# [Aim]
Extract all of the entries and give them again, word for word.

# [Data records]
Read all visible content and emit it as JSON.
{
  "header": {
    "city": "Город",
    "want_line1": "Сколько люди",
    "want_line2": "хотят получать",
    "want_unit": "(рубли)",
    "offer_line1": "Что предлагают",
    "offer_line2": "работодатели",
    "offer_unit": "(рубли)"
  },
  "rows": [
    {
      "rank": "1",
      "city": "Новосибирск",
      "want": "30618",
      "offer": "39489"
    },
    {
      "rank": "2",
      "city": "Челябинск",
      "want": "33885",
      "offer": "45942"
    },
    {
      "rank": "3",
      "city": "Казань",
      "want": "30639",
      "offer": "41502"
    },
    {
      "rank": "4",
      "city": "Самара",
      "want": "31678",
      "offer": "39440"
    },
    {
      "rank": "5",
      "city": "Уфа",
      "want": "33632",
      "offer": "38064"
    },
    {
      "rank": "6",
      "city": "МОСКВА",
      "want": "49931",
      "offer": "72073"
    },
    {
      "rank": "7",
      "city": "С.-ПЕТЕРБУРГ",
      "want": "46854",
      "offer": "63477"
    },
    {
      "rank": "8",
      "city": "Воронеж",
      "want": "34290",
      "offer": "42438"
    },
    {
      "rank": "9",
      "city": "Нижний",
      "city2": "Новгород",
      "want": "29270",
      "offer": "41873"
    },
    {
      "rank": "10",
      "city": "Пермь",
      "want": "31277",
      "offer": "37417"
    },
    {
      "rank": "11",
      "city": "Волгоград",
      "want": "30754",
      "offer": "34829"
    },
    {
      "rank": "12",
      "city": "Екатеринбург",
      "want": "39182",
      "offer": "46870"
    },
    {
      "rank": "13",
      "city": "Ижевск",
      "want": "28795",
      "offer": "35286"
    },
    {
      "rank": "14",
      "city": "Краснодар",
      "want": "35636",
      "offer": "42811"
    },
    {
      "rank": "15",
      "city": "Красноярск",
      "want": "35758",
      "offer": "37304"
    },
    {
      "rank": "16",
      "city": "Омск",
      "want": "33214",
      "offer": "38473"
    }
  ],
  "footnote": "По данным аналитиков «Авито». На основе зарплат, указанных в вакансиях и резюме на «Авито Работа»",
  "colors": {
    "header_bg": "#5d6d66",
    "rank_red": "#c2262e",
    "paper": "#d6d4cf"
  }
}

# [Response]
Read all visible content and emit it as JSON.
{
  "header": {
    "city": "Город",
    "want_line1": "Сколько люди",
    "want_line2": "хотят получать",
    "want_unit": "(рубли)",
    "offer_line1": "Что предлагают",
    "offer_line2": "работодатели",
    "offer_unit": "(рубли)"
  },
  "rows": [
    {
      "rank": "1",
      "city": "Новосибирск",
      "want": "30618",
      "offer": "39489"
    },
    {
      "rank": "2",
      "city": "Челябинск",
      "want": "33885",
      "offer": "45942"
    },
    {
      "rank": "3",
      "city": "Казань",
      "want": "30639",
      "offer": "41502"
    },
    {
      "rank": "4",
      "city": "Самара",
      "want": "31678",
      "offer": "39440"
    },
    {
      "rank": "5",
      "city": "Уфа",
      "want": "33632",
      "offer": "38064"
    },
    {
      "rank": "6",
      "city": "МОСКВА",
      "want": "49931",
      "offer": "72073"
    },
    {
      "rank": "7",
      "city": "С.-ПЕТЕРБУРГ",
      "want": "46854",
      "offer": "63477"
    },
    {
      "rank": "8",
      "city": "Воронеж",
      "want": "34290",
      "offer": "42438"
    },
    {
      "rank": "9",
      "city": "Нижний",
      "city2": "Новгород",
      "want": "29270",
      "offer": "41873"
    },
    {
      "rank": "10",
      "city": "Пермь",
      "want": "31277",
      "offer": "37417"
    },
    {
      "rank": "11",
      "city": "Волгоград",
      "want": "30754",
      "offer": "34829"
    },
    {
      "rank": "12",
      "city": "Екатеринбург",
      "want": "39182",
      "offer": "46870"
    },
    {
      "rank": "13",
      "city": "Ижевск",
      "want": "28795",
      "offer": "35286"
    },
    {
      "rank": "14",
      "city": "Краснодар",
      "want": "35636",
      "offer": "42811"
    },
    {
      "rank": "15",
      "city": "Красноярск",
      "want": "35758",
      "offer": "37304"
    },
    {
      "rank": "16",
      "city": "Омск",
      "want": "33214",
      "offer": "38473"
    }
  ],
  "footnote": "По данным аналитиков «Авито». На основе зарплат, указанных в вакансиях и резюме на «Авито Работа»",
  "colors": {
    "header_bg": "#5d6d66",
    "rank_red": "#c2262e",
    "paper": "#d6d4cf"
  }
}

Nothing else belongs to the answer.